■ **Task directions**: Output all of the data below exactly as given.

= = =

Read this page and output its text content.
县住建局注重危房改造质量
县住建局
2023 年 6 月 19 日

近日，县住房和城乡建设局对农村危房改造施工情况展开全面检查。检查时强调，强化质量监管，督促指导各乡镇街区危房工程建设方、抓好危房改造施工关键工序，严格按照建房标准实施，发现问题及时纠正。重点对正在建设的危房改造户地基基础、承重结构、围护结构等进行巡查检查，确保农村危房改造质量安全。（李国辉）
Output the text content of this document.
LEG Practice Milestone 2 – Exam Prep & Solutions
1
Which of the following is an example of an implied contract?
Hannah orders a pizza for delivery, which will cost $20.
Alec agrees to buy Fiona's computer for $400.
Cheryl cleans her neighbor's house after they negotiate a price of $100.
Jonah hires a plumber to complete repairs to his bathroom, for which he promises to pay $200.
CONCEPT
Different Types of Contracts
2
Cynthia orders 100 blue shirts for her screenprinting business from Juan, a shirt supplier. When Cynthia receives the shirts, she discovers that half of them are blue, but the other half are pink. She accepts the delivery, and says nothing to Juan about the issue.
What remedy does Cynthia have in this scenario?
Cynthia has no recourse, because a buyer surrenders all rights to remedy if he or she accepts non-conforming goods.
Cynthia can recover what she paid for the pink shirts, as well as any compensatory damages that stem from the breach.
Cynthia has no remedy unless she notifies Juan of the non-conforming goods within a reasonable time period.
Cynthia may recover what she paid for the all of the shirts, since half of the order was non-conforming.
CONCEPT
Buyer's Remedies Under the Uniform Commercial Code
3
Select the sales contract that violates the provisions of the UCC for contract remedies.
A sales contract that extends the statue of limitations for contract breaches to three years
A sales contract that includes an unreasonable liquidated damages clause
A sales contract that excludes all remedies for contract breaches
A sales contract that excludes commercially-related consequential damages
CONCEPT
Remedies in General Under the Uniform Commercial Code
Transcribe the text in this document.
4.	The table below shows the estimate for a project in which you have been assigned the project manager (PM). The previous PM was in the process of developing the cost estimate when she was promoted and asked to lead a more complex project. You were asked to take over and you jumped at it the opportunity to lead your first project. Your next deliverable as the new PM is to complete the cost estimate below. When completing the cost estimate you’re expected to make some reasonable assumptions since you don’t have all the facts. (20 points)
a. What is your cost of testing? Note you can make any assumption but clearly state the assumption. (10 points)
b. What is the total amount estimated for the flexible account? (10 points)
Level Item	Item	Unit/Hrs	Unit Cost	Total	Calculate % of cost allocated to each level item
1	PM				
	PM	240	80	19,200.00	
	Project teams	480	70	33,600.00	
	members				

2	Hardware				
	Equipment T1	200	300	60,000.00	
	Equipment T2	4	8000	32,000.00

= = =

■ **Result of the exercise**:
Read this page and output its text content.
县住建局注重危房改造质量
县住建局
2023 年 6 月 19 日

近日，县住房和城乡建设局对农村危房改造施工情况展开全面检查。检查时强调，强化质量监管，督促指导各乡镇街区危房工程建设方、抓好危房改造施工关键工序，严格按照建房标准实施，发现问题及时纠正。重点对正在建设的危房改造户地基基础、承重结构、围护结构等进行巡查检查，确保农村危房改造质量安全。（李国辉）
Output the text content of this document.
LEG Practice Milestone 2 – Exam Prep & Solutions
1
Which of the following is an example of an implied contract?
Hannah orders a pizza for delivery, which will cost $20.
Alec agrees to buy Fiona's computer for $400.
Cheryl cleans her neighbor's house after they negotiate a price of $100.
Jonah hires a plumber to complete repairs to his bathroom, for which he promises to pay $200.
CONCEPT
Different Types of Contracts
2
Cynthia orders 100 blue shirts for her screenprinting business from Juan, a shirt supplier. When Cynthia receives the shirts, she discovers that half of them are blue, but the other half are pink. She accepts the delivery, and says nothing to Juan about the issue.
What remedy does Cynthia have in this scenario?
Cynthia has no recourse, because a buyer surrenders all rights to remedy if he or she accepts non-conforming goods.
Cynthia can recover what she paid for the pink shirts, as well as any compensatory damages that stem from the breach.
Cynthia has no remedy unless she notifies Juan of the non-conforming goods within a reasonable time period.
Cynthia may recover what she paid for the all of the shirts, since half of the order was non-conforming.
CONCEPT
Buyer's Remedies Under the Uniform Commercial Code
3
Select the sales contract that violates the provisions of the UCC for contract remedies.
A sales contract that extends the statue of limitations for contract breaches to three years
A sales contract that includes an unreasonable liquidated damages clause
A sales contract that excludes all remedies for contract breaches
A sales contract that excludes commercially-related consequential damages
CONCEPT
Remedies in General Under the Uniform Commercial Code
Transcribe the text in this document.
4.	The table below shows the estimate for a project in which you have been assigned the project manager (PM). The previous PM was in the process of developing the cost estimate when she was promoted and asked to lead a more complex project. You were asked to take over and you jumped at it the opportunity to lead your first project. Your next deliverable as the new PM is to complete the cost estimate below. When completing the cost estimate you’re expected to make some reasonable assumptions since you don’t have all the facts. (20 points)
a. What is your cost of testing? Note you can make any assumption but clearly state the assumption. (10 points)
b. What is the total amount estimated for the flexible account? (10 points)
Level Item	Item	Unit/Hrs	Unit Cost	Total	Calculate % of cost allocated to each level item
1	PM				
	PM	240	80	19,200.00	
	Project teams	480	70	33,600.00	
	members				

2	Hardware				
	Equipment T1	200	300	60,000.00	
	Equipment T2	4	8000	32,000.00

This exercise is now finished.